- Stated task: Reproduce the listing below with every "percent-label" swapped for "share-label" and all else left as it is. Omit the pictures from your copy.

- Dataset records:
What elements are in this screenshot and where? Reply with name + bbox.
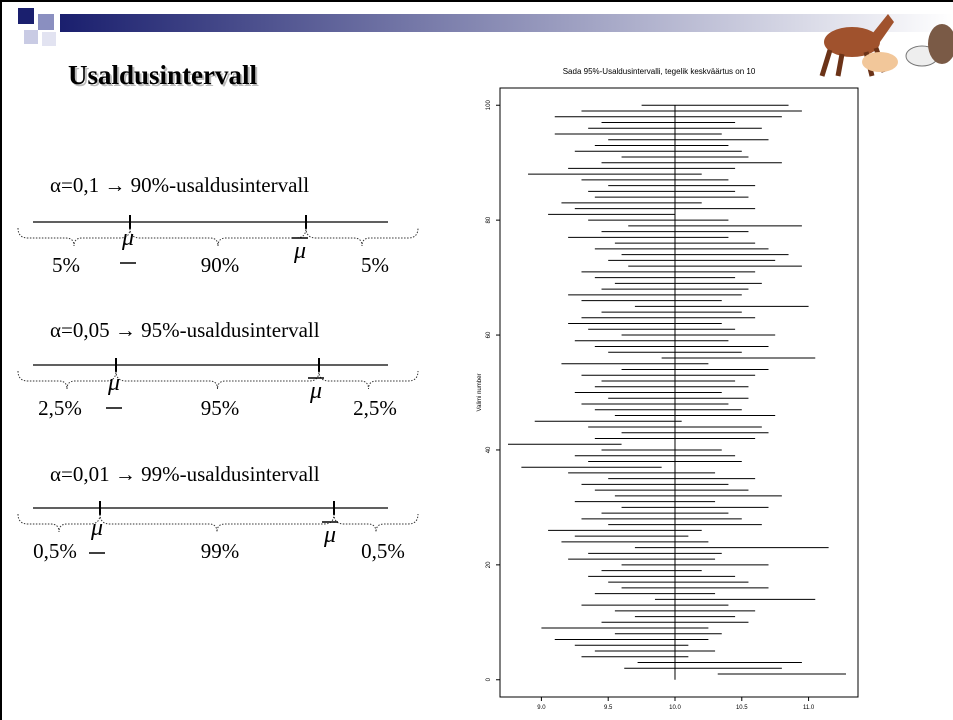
upper-bound: μ: [323, 522, 336, 548]
percent-label: 2,5%: [353, 396, 397, 420]
alpha-heading: α=0,1 → 90%-usaldusintervall: [50, 173, 309, 197]
deco-square: [42, 32, 56, 46]
percent-label: 95%: [201, 396, 240, 420]
deco-square: [38, 14, 54, 30]
percent-label: 0,5%: [361, 539, 405, 563]
percent-label: 0,5%: [33, 539, 77, 563]
y-tick-label: 100: [486, 100, 492, 111]
alpha-heading: α=0,01 → 99%-usaldusintervall: [50, 462, 320, 486]
y-tick-label: 40: [486, 446, 492, 453]
lower-bound: μ: [90, 515, 103, 541]
x-tick-label: 10.0: [669, 705, 681, 711]
upper-bound: μ: [309, 378, 322, 404]
percent-label: 2,5%: [38, 396, 82, 420]
percent-label: 5%: [52, 253, 80, 277]
percent-label: 99%: [201, 539, 240, 563]
upper-bound: μ: [293, 238, 306, 264]
x-tick-label: 11.0: [803, 705, 815, 711]
x-tick-label: 9.5: [604, 705, 613, 711]
background: [0, 0, 953, 720]
header-bar: [60, 14, 953, 32]
deco-square: [18, 8, 34, 24]
alpha-heading: α=0,05 → 95%-usaldusintervall: [50, 318, 320, 342]
y-axis-label: Valimi number: [477, 374, 483, 412]
x-tick-label: 10.5: [736, 705, 748, 711]
chart-title: Sada 95%-Usaldusintervalli, tegelik kesk…: [563, 67, 756, 76]
lower-bound: μ: [107, 370, 120, 396]
y-tick-label: 80: [486, 216, 492, 223]
slide: Usaldusintervall Usaldusintervall α=0,1 …: [0, 0, 953, 720]
percent-label: 90%: [201, 253, 240, 277]
deco-square: [24, 30, 38, 44]
percent-label: 5%: [361, 253, 389, 277]
slide-title: Usaldusintervall: [68, 60, 258, 90]
lower-bound: μ: [121, 225, 134, 251]
y-tick-label: 60: [486, 331, 492, 338]
y-tick-label: 20: [486, 561, 492, 568]
x-tick-label: 9.0: [537, 705, 546, 711]
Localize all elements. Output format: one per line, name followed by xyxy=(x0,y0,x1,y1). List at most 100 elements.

- Task answer:
What elements are in this screenshot and where? Reply with name + bbox.
upper-bound: μ: [323, 522, 336, 548]
share-label: 2,5%: [353, 396, 397, 420]
alpha-heading: α=0,1 → 90%-usaldusintervall: [50, 173, 309, 197]
deco-square: [42, 32, 56, 46]
share-label: 95%: [201, 396, 240, 420]
deco-square: [38, 14, 54, 30]
share-label: 0,5%: [361, 539, 405, 563]
share-label: 0,5%: [33, 539, 77, 563]
y-tick-label: 100: [486, 100, 492, 111]
alpha-heading: α=0,01 → 99%-usaldusintervall: [50, 462, 320, 486]
y-tick-label: 40: [486, 446, 492, 453]
lower-bound: μ: [90, 515, 103, 541]
x-tick-label: 10.0: [669, 705, 681, 711]
upper-bound: μ: [309, 378, 322, 404]
share-label: 2,5%: [38, 396, 82, 420]
share-label: 5%: [52, 253, 80, 277]
share-label: 99%: [201, 539, 240, 563]
upper-bound: μ: [293, 238, 306, 264]
x-tick-label: 11.0: [803, 705, 815, 711]
x-tick-label: 9.5: [604, 705, 613, 711]
background: [0, 0, 953, 720]
header-bar: [60, 14, 953, 32]
deco-square: [18, 8, 34, 24]
alpha-heading: α=0,05 → 95%-usaldusintervall: [50, 318, 320, 342]
y-axis-label: Valimi number: [477, 374, 483, 412]
x-tick-label: 10.5: [736, 705, 748, 711]
chart-title: Sada 95%-Usaldusintervalli, tegelik kesk…: [563, 67, 756, 76]
lower-bound: μ: [107, 370, 120, 396]
y-tick-label: 80: [486, 216, 492, 223]
slide: Usaldusintervall Usaldusintervall α=0,1 …: [0, 0, 953, 720]
share-label: 90%: [201, 253, 240, 277]
deco-square: [24, 30, 38, 44]
share-label: 5%: [361, 253, 389, 277]
slide-title: Usaldusintervall: [68, 60, 258, 90]
lower-bound: μ: [121, 225, 134, 251]
y-tick-label: 60: [486, 331, 492, 338]
y-tick-label: 20: [486, 561, 492, 568]
x-tick-label: 9.0: [537, 705, 546, 711]
Localize all elements. Output format: one per line, name followed by xyxy=(x0,y0,x1,y1). List at most 100 elements.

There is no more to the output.